**WHAT IS BEING ASKED**.
Identify each line in the records below that contains the word "test", and copy it.

**DATA SHOWN**.
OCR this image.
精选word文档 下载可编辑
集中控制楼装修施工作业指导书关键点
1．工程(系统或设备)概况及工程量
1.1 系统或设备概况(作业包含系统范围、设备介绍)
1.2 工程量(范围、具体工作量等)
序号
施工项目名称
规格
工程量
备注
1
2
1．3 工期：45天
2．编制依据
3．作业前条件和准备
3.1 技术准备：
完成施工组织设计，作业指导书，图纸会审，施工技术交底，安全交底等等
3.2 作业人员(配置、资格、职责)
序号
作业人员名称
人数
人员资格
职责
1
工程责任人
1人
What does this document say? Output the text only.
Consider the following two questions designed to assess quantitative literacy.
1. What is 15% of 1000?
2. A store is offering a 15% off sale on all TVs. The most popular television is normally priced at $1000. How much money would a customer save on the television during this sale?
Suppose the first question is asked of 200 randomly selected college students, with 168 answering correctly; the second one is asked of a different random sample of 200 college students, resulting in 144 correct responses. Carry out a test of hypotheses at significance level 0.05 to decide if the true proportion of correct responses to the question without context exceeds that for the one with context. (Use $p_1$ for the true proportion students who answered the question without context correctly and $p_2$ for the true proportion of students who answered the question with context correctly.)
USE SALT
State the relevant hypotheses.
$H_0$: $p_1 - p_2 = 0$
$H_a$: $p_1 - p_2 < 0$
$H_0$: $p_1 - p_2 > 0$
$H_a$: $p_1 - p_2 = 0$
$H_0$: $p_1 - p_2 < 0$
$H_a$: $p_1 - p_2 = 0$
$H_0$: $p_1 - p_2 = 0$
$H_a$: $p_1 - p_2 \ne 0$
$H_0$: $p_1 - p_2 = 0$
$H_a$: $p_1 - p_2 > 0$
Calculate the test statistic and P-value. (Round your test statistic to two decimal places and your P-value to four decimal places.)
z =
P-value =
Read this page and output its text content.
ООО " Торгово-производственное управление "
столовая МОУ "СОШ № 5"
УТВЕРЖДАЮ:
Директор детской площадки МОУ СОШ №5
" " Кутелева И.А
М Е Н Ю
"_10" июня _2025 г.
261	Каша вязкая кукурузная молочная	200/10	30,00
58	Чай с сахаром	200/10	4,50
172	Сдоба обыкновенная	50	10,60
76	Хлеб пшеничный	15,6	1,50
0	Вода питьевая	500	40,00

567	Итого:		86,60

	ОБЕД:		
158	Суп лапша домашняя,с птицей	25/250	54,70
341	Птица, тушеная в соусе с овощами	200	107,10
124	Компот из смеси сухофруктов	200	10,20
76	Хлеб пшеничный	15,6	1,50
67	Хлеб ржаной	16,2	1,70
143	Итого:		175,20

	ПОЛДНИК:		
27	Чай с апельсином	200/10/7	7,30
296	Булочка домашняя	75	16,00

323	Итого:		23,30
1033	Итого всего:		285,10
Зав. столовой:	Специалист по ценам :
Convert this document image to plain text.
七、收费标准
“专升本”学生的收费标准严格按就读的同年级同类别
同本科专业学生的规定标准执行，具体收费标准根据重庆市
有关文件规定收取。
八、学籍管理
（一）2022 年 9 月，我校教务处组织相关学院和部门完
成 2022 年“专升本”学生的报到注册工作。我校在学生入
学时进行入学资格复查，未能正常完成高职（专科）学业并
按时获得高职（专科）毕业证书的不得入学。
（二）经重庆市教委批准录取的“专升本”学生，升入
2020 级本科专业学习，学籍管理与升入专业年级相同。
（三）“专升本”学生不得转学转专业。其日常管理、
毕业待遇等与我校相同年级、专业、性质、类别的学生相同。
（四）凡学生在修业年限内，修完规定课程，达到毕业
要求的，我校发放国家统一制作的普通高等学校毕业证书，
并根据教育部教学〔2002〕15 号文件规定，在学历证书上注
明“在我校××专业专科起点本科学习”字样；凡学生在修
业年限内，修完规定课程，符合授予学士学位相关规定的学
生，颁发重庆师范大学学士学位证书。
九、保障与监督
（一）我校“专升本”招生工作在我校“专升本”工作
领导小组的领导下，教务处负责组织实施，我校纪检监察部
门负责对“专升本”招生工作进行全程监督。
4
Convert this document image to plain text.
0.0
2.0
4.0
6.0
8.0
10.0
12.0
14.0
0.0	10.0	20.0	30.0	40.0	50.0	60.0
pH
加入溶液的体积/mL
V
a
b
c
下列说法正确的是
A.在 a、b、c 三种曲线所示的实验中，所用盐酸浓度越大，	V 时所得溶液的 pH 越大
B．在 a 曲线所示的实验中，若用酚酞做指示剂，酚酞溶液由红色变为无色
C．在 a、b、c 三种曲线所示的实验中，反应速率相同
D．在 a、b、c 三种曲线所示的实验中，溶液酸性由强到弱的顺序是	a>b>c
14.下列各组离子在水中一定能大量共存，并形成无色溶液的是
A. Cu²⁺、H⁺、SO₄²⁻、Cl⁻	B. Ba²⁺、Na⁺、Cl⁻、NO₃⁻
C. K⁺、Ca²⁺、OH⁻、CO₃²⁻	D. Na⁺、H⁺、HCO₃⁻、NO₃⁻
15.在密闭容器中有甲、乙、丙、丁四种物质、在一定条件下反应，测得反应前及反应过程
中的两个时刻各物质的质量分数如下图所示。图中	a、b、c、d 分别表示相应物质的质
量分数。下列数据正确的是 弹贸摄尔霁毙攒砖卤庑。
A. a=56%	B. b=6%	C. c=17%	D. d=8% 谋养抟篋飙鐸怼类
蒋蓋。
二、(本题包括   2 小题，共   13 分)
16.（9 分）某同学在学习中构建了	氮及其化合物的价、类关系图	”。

**ANSWER TO THE TASK**.
Suppose the first question is asked of 200 randomly selected college students, with 168 answering correctly; the second one is asked of a different random sample of 200 college students, resulting in 144 correct responses. Carry out a test of hypotheses at significance level 0.05 to decide if the true proportion of correct responses to the question without context exceeds that for the one with context. (Use $p_1$ for the true proportion students who answered the question without context correctly and $p_2$ for the true proportion of students who answered the question with context correctly.)
Calculate the test statistic and P-value. (Round your test statistic to two decimal places and your P-value to four decimal places.)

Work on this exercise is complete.